_Work to be completed:_
Give only the number of lines in the listing below where the string "Australian" occurs.

+++ Listed records +++

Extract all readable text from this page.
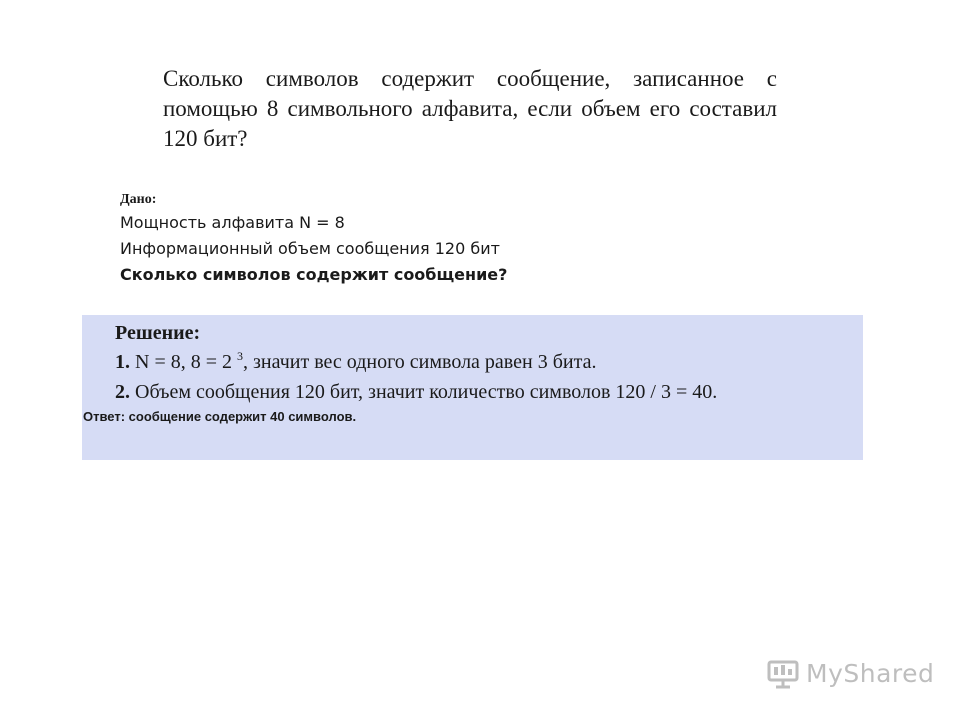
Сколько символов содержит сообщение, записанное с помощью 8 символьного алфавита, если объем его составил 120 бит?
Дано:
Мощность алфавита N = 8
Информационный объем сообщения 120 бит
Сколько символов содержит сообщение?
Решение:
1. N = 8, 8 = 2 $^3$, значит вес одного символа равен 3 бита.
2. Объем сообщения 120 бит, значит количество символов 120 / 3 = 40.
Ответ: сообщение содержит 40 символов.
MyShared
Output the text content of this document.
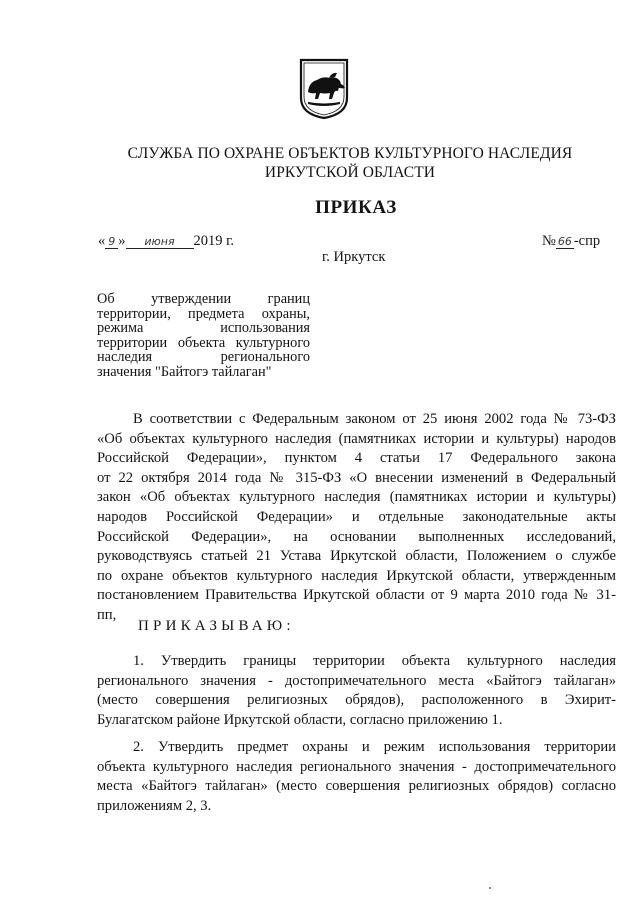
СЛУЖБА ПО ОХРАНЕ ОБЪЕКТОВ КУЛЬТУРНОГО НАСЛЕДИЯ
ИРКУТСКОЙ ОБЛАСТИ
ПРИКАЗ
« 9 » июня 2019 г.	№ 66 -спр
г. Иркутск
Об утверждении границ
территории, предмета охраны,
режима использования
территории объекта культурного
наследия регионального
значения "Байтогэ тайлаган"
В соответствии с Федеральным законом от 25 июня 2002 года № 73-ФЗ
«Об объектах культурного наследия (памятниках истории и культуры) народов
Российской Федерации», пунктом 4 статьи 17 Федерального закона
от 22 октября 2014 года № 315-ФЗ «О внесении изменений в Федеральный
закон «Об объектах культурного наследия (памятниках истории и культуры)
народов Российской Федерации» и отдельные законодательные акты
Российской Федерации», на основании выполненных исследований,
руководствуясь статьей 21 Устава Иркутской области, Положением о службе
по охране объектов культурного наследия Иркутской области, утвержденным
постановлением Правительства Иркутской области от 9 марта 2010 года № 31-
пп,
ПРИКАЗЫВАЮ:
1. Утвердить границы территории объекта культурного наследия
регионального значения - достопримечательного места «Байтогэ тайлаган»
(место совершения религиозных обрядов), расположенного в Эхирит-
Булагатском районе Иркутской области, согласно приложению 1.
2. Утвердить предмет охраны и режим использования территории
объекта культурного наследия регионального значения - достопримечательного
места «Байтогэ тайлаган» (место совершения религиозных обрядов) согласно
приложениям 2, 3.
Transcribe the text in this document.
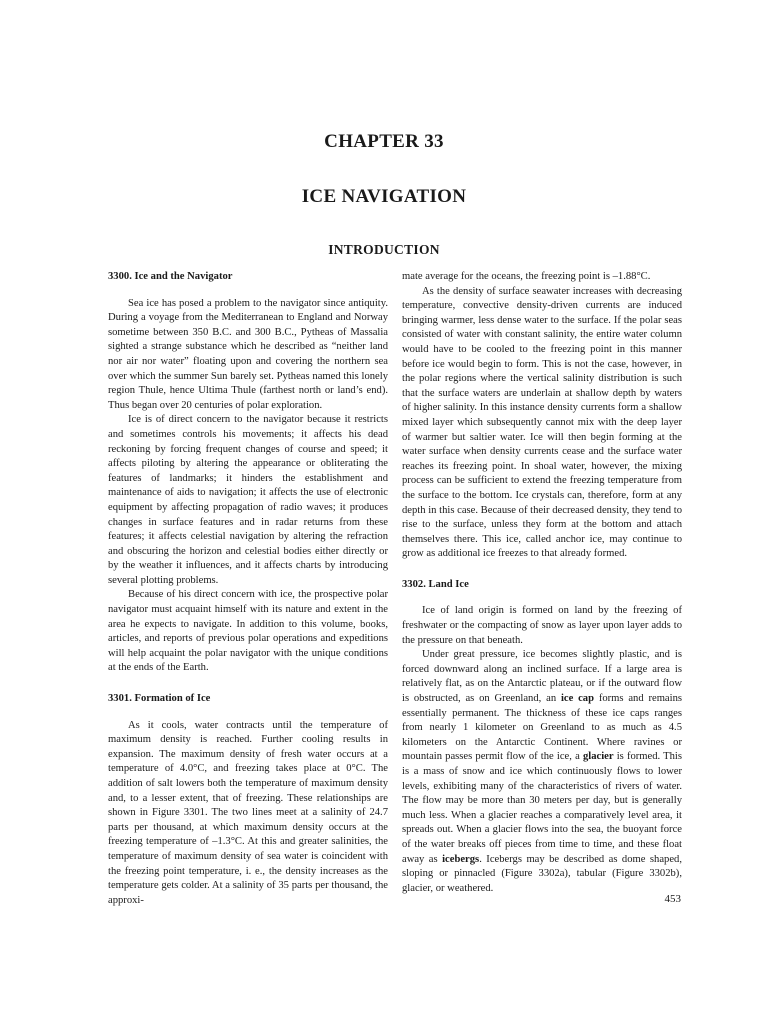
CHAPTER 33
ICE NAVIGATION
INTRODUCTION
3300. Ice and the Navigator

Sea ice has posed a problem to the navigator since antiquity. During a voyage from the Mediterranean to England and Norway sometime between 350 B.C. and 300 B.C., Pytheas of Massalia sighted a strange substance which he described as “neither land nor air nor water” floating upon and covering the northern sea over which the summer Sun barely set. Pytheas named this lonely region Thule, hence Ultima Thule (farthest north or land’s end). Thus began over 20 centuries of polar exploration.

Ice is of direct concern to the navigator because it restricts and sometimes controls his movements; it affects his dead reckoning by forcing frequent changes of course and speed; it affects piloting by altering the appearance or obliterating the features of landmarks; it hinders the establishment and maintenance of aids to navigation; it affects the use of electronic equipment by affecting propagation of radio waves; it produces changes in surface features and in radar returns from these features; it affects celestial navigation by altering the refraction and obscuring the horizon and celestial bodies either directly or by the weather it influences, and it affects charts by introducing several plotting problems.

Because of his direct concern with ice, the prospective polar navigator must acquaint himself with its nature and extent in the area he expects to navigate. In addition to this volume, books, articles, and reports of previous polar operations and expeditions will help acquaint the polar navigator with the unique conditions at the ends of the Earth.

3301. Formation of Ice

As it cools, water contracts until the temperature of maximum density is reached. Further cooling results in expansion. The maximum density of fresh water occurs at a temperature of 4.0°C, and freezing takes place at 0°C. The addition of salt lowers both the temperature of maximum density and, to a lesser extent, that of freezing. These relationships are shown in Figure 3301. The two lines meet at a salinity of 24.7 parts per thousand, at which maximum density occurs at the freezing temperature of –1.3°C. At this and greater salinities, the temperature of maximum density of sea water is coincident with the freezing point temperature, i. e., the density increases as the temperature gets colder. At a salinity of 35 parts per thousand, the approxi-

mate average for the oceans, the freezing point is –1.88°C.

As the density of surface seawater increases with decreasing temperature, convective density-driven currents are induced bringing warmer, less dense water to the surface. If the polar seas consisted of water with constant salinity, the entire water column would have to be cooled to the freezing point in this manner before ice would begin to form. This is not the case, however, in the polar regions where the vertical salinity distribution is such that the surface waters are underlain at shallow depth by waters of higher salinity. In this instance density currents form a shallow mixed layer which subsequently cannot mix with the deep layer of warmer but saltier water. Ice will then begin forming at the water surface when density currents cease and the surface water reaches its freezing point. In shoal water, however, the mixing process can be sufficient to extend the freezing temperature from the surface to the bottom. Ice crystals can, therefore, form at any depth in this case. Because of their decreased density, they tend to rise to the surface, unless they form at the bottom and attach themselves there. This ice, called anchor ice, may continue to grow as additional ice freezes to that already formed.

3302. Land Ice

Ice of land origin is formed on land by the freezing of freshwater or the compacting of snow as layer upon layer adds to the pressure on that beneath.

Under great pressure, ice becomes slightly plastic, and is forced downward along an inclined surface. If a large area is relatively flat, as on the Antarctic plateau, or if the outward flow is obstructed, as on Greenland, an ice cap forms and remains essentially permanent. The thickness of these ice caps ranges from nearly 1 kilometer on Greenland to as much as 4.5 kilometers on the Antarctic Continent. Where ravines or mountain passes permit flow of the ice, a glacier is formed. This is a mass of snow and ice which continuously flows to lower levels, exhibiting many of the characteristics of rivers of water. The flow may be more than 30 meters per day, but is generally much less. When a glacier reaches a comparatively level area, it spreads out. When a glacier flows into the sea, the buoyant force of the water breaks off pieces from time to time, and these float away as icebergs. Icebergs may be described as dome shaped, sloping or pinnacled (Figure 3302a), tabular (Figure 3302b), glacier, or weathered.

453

+++
+++ Listed records +++

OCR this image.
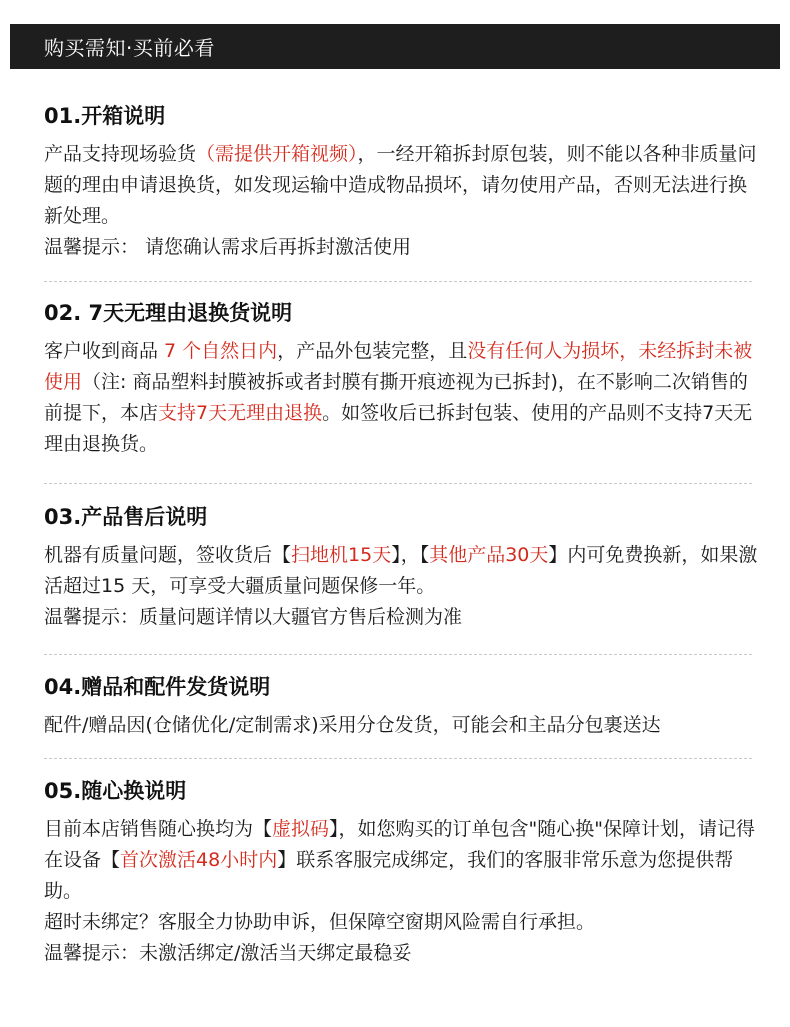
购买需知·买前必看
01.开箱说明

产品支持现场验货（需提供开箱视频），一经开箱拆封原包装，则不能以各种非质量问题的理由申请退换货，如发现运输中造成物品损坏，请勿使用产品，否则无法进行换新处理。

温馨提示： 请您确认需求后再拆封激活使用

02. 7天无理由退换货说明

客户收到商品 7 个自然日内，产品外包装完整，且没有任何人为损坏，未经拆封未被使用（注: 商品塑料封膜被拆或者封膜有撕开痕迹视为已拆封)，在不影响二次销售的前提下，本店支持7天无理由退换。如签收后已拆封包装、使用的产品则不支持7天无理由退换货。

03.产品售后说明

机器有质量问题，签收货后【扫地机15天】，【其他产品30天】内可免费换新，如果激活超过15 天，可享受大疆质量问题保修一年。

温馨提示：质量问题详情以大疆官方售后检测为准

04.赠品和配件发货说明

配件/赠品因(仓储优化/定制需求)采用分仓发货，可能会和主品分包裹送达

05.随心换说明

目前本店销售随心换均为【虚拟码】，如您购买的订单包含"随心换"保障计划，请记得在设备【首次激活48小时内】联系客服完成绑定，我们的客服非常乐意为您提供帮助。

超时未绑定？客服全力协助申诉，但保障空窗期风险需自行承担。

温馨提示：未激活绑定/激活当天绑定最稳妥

+++
+++ Listed records +++

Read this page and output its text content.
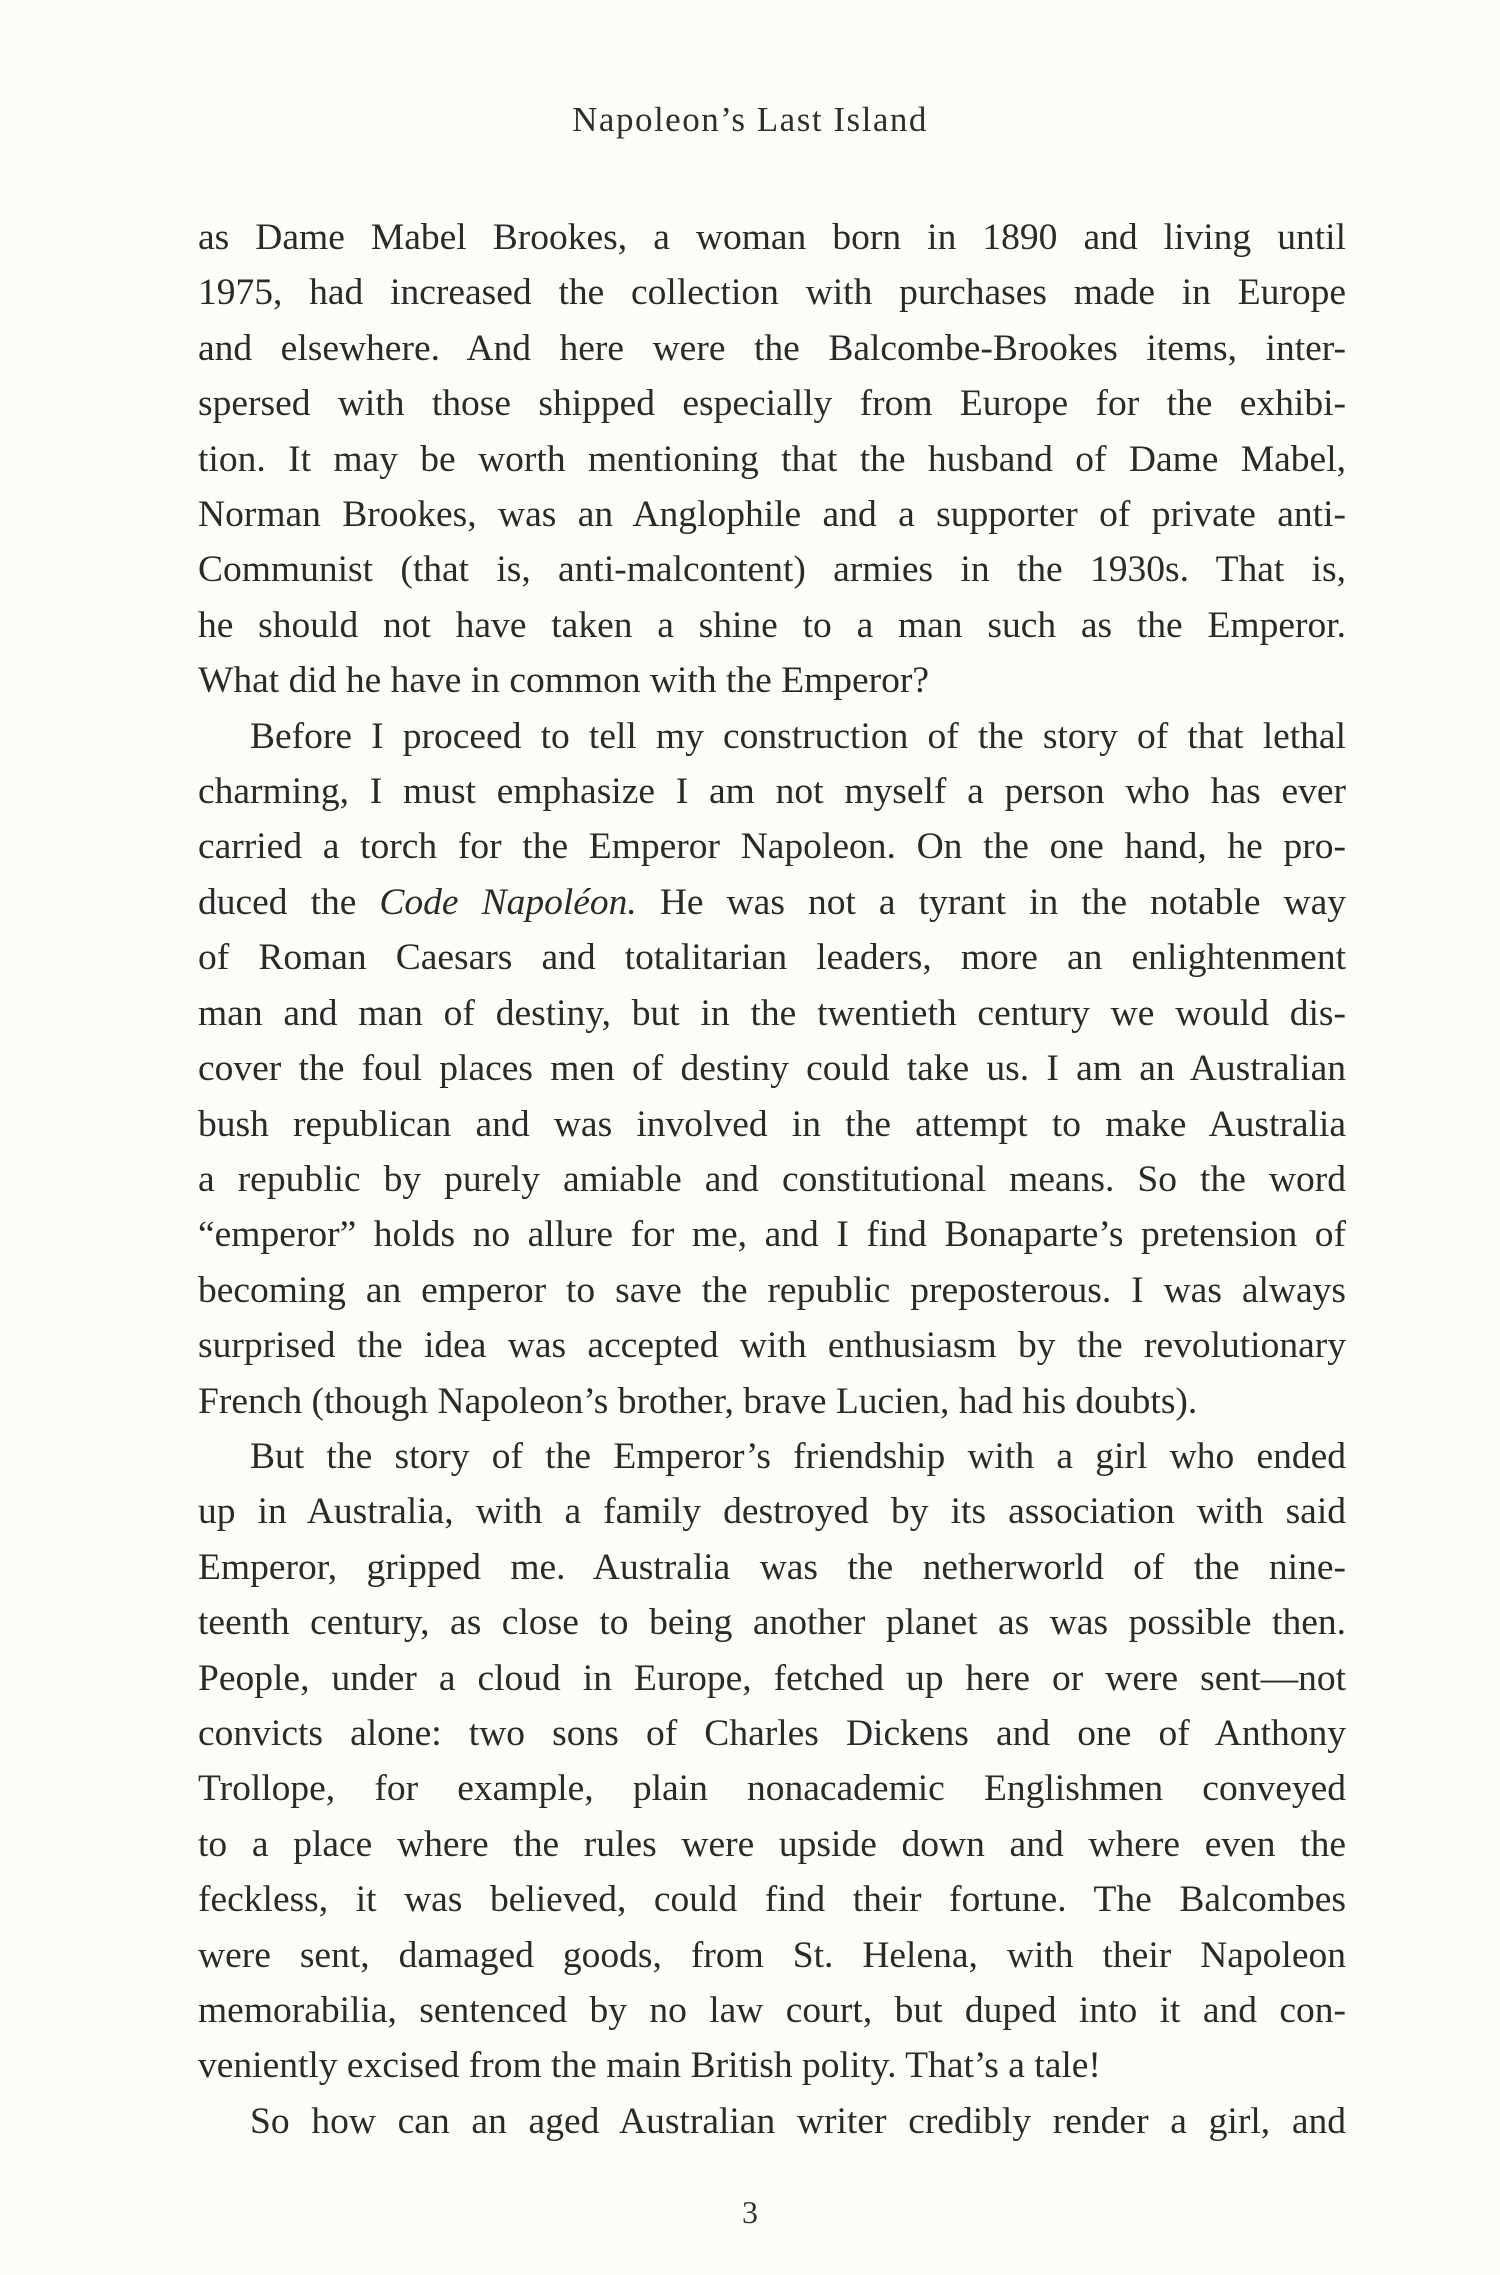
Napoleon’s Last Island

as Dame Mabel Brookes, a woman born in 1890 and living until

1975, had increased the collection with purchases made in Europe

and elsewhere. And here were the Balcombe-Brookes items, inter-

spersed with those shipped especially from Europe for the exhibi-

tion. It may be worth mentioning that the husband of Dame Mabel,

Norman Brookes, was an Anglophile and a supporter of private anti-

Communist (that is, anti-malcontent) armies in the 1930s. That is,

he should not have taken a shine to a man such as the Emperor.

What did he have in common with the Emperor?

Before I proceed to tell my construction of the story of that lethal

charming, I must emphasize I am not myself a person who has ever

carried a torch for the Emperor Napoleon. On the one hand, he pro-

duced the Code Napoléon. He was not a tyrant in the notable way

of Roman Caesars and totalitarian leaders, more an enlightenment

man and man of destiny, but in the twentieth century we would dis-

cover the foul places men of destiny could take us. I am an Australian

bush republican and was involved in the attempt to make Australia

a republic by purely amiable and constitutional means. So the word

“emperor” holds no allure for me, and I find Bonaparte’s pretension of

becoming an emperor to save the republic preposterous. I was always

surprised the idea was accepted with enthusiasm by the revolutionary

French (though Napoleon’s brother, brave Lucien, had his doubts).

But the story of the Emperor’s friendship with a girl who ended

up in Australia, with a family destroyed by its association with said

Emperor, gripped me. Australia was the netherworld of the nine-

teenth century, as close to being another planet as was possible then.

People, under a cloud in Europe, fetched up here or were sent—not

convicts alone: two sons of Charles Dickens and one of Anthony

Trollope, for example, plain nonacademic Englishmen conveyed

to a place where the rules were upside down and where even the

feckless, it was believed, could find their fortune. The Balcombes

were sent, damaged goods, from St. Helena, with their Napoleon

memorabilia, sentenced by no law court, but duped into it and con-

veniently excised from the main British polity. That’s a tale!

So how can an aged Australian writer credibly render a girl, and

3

+++

_Answer below:_
2